▶ [THE PROBLEM]:
Extract every line that includes the string "xlabel".

--- START OF RECORDS FOR PROCESSING ---

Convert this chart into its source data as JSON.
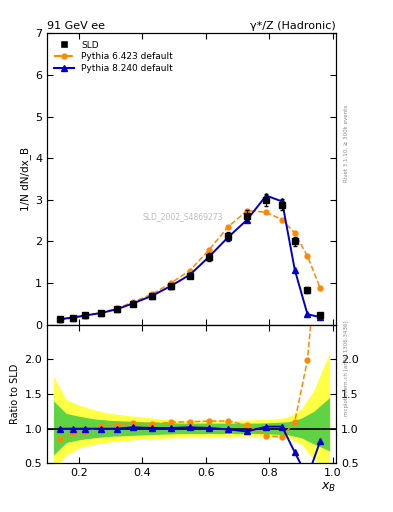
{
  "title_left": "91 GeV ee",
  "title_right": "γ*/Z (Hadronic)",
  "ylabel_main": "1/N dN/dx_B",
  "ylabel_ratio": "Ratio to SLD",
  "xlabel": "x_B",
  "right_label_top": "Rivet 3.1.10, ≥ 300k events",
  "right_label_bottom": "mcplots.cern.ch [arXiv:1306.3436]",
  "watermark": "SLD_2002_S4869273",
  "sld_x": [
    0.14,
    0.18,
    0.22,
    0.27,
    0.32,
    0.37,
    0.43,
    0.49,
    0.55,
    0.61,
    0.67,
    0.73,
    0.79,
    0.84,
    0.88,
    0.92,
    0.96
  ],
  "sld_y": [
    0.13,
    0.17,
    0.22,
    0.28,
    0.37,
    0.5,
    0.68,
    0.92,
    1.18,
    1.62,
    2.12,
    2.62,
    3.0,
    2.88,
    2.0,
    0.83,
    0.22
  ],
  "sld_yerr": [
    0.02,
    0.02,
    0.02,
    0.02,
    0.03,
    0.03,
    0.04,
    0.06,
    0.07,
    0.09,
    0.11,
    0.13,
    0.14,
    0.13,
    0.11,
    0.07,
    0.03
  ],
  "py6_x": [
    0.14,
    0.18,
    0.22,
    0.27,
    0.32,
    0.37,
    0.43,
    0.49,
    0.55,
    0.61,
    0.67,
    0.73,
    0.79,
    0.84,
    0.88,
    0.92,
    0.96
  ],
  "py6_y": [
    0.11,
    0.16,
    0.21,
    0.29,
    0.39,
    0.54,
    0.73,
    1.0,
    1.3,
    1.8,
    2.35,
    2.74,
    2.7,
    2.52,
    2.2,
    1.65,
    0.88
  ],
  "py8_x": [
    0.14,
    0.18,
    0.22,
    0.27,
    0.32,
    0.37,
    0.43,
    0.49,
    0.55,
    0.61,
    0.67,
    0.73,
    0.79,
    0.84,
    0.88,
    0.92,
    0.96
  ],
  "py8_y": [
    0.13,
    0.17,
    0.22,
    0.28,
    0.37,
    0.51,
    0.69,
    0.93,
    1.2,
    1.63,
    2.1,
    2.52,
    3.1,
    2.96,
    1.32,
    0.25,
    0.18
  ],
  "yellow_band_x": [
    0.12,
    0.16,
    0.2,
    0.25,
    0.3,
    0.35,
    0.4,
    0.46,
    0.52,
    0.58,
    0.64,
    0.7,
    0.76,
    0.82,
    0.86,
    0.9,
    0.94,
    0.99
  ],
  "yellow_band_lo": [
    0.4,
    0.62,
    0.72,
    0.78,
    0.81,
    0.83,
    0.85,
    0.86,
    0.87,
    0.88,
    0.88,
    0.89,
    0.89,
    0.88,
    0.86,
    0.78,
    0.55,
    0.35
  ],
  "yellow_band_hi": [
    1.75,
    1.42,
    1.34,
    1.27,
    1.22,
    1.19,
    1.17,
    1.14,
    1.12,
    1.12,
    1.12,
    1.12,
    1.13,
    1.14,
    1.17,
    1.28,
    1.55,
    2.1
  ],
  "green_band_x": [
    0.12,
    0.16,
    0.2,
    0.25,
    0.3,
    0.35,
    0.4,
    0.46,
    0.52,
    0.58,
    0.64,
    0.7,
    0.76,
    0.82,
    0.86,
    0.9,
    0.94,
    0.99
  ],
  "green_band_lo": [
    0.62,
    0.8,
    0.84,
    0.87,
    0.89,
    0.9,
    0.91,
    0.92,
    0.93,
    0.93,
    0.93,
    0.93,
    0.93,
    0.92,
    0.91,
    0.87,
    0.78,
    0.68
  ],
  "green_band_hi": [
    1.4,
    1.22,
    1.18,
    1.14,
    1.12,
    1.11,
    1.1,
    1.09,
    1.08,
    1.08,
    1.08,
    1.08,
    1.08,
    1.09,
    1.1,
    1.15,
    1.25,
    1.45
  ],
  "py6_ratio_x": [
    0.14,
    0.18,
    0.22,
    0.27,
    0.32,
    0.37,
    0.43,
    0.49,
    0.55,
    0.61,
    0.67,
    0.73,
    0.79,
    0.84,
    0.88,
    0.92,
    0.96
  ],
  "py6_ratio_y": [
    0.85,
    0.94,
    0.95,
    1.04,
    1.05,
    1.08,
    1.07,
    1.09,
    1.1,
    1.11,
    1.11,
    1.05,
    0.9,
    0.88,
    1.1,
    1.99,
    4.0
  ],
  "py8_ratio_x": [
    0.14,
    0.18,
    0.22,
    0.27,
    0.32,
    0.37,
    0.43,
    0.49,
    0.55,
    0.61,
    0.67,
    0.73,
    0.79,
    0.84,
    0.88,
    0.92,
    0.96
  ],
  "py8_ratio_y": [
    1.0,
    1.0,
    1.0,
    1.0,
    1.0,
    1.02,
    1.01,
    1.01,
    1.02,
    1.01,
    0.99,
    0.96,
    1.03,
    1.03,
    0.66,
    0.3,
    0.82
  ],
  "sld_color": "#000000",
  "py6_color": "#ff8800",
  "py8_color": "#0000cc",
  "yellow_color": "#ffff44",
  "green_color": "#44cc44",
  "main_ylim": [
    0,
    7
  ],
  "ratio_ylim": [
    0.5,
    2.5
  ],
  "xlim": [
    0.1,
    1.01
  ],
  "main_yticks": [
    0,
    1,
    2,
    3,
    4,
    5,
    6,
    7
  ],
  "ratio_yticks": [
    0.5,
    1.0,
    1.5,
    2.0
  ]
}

--- END OF RECORDS FOR PROCESSING ---
--- START OF RECORDS FOR PROCESSING ---

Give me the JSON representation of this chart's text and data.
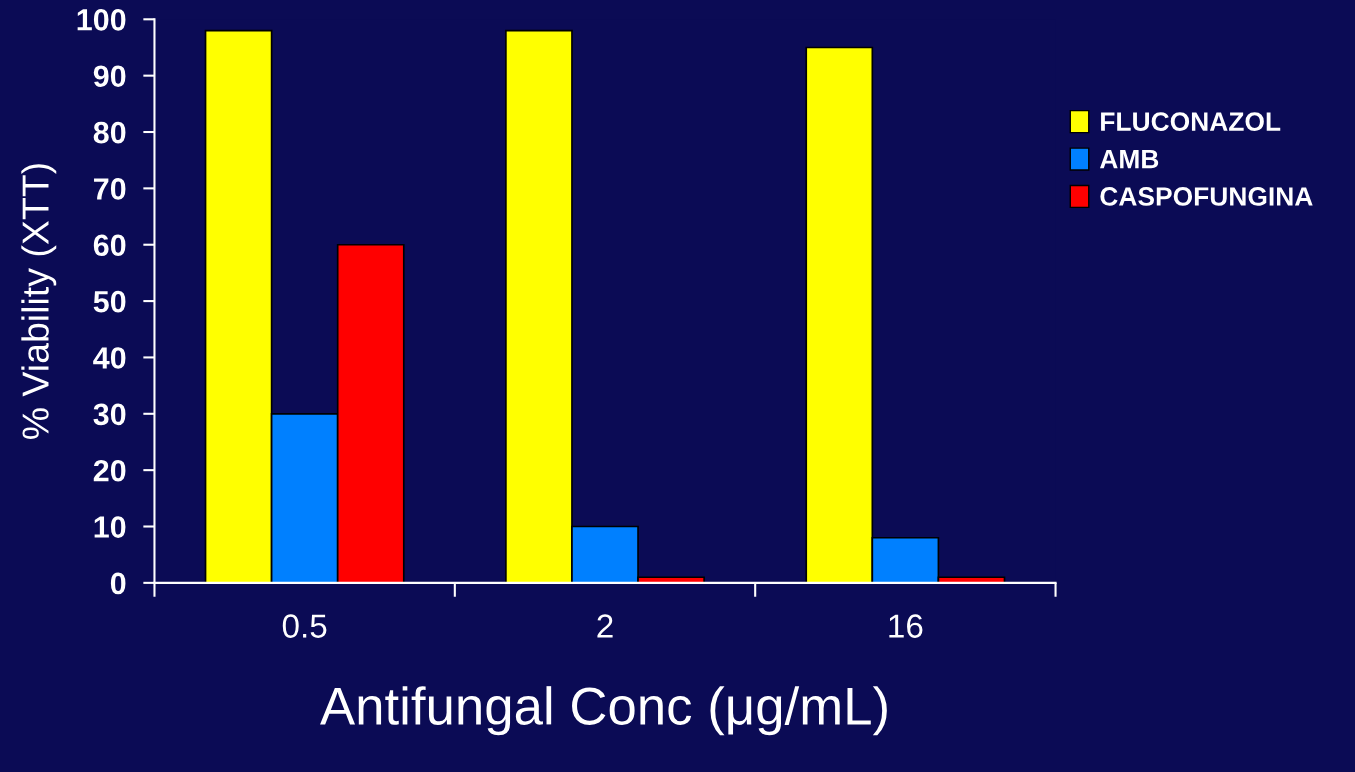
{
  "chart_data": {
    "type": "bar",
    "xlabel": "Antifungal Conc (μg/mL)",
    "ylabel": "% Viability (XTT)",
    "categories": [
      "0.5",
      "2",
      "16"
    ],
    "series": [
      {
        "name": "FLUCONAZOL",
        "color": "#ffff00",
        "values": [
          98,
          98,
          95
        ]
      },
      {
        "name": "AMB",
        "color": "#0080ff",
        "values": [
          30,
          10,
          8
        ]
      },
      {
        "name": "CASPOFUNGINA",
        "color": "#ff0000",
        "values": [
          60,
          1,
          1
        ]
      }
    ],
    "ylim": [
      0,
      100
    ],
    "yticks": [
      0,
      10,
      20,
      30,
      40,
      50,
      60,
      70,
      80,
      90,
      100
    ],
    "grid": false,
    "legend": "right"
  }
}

--- END OF RECORDS FOR PROCESSING ---

▶ [THE RESPONSE]:
  "xlabel": "x_B",
    "xlabel": "Antifungal Conc (μg/mL)",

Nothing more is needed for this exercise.